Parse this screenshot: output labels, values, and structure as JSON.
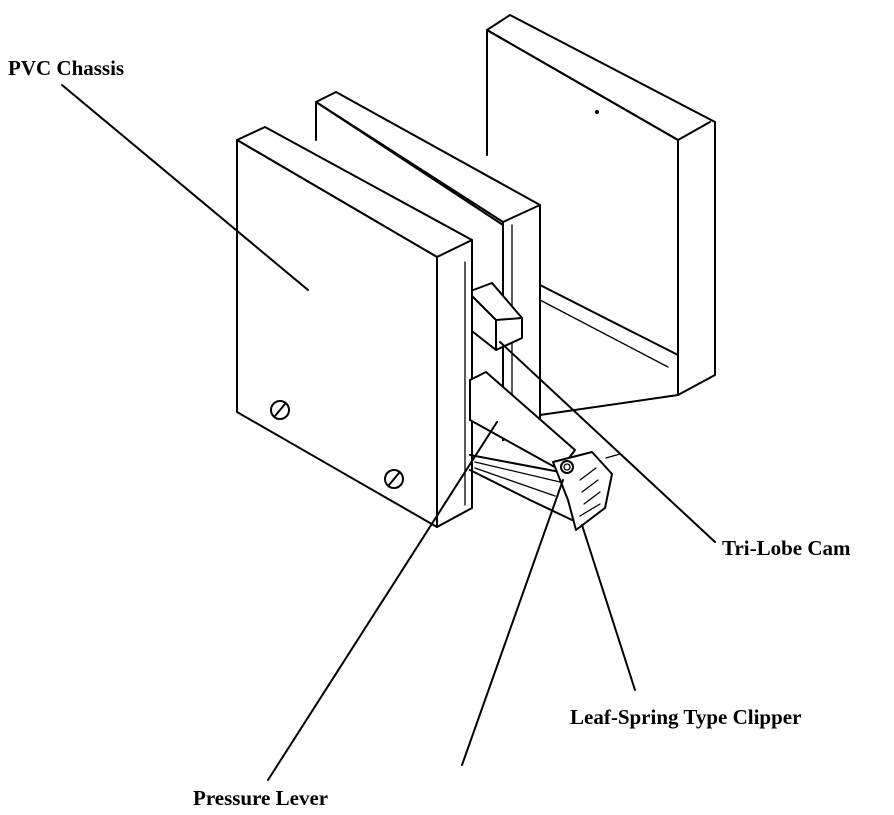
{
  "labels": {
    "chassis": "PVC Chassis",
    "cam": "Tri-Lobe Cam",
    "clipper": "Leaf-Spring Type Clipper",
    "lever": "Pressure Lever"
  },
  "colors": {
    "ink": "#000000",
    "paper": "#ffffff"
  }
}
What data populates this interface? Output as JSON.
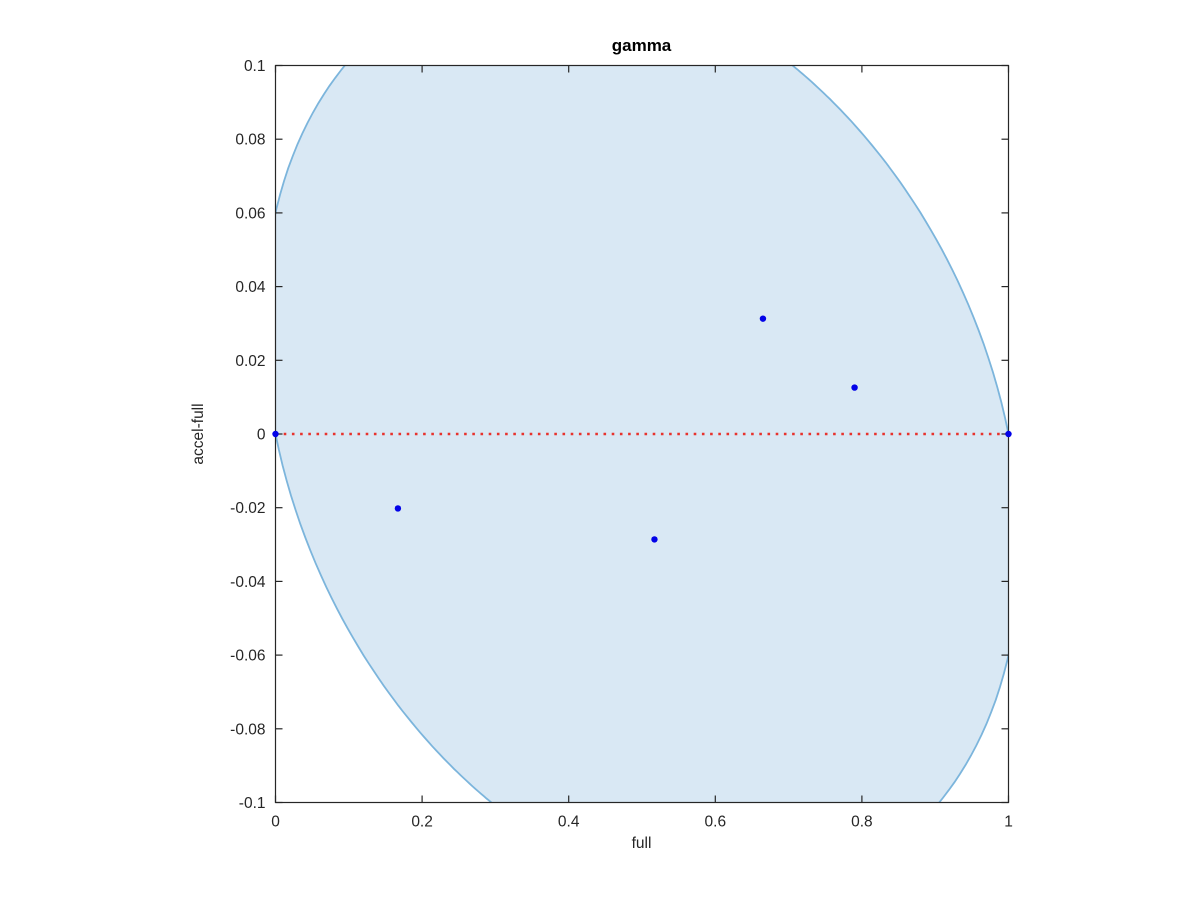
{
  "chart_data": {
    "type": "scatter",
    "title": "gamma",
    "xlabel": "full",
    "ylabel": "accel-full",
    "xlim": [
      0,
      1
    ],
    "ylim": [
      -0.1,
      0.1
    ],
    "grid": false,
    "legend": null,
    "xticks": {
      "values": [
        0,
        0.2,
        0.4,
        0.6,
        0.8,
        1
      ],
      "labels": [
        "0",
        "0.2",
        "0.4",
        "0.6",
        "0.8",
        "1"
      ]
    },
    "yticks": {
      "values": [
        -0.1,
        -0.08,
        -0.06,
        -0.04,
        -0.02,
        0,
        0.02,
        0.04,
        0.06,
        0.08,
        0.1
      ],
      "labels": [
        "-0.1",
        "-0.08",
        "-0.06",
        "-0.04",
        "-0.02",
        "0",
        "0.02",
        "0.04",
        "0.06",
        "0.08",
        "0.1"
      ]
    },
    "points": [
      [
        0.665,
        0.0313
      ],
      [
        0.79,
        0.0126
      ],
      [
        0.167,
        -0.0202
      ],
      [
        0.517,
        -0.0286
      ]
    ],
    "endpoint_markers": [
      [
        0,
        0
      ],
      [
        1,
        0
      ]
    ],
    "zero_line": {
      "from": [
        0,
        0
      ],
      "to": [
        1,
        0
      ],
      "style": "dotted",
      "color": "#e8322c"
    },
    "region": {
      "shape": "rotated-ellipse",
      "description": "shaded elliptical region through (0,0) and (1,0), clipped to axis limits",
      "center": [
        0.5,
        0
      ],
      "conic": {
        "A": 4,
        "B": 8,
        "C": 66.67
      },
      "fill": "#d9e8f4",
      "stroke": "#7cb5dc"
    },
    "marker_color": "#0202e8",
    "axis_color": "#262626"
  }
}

□ □ □ □

» The request: Return the records exactly. Don't carry the pictures over.

» Output of the task:
Parse this screenshot: output labels, values, and structure as JSON.
{
  "labels": {
    "chassis": "PVC Chassis",
    "cam": "Tri-Lobe Cam",
    "clipper": "Leaf-Spring Type Clipper",
    "lever": "Pressure Lever"
  },
  "colors": {
    "ink": "#000000",
    "paper": "#ffffff"
  }
}
What data populates this interface? Output as JSON.
{
  "chart_data": {
    "type": "scatter",
    "title": "gamma",
    "xlabel": "full",
    "ylabel": "accel-full",
    "xlim": [
      0,
      1
    ],
    "ylim": [
      -0.1,
      0.1
    ],
    "grid": false,
    "legend": null,
    "xticks": {
      "values": [
        0,
        0.2,
        0.4,
        0.6,
        0.8,
        1
      ],
      "labels": [
        "0",
        "0.2",
        "0.4",
        "0.6",
        "0.8",
        "1"
      ]
    },
    "yticks": {
      "values": [
        -0.1,
        -0.08,
        -0.06,
        -0.04,
        -0.02,
        0,
        0.02,
        0.04,
        0.06,
        0.08,
        0.1
      ],
      "labels": [
        "-0.1",
        "-0.08",
        "-0.06",
        "-0.04",
        "-0.02",
        "0",
        "0.02",
        "0.04",
        "0.06",
        "0.08",
        "0.1"
      ]
    },
    "points": [
      [
        0.665,
        0.0313
      ],
      [
        0.79,
        0.0126
      ],
      [
        0.167,
        -0.0202
      ],
      [
        0.517,
        -0.0286
      ]
    ],
    "endpoint_markers": [
      [
        0,
        0
      ],
      [
        1,
        0
      ]
    ],
    "zero_line": {
      "from": [
        0,
        0
      ],
      "to": [
        1,
        0
      ],
      "style": "dotted",
      "color": "#e8322c"
    },
    "region": {
      "shape": "rotated-ellipse",
      "description": "shaded elliptical region through (0,0) and (1,0), clipped to axis limits",
      "center": [
        0.5,
        0
      ],
      "conic": {
        "A": 4,
        "B": 8,
        "C": 66.67
      },
      "fill": "#d9e8f4",
      "stroke": "#7cb5dc"
    },
    "marker_color": "#0202e8",
    "axis_color": "#262626"
  }
}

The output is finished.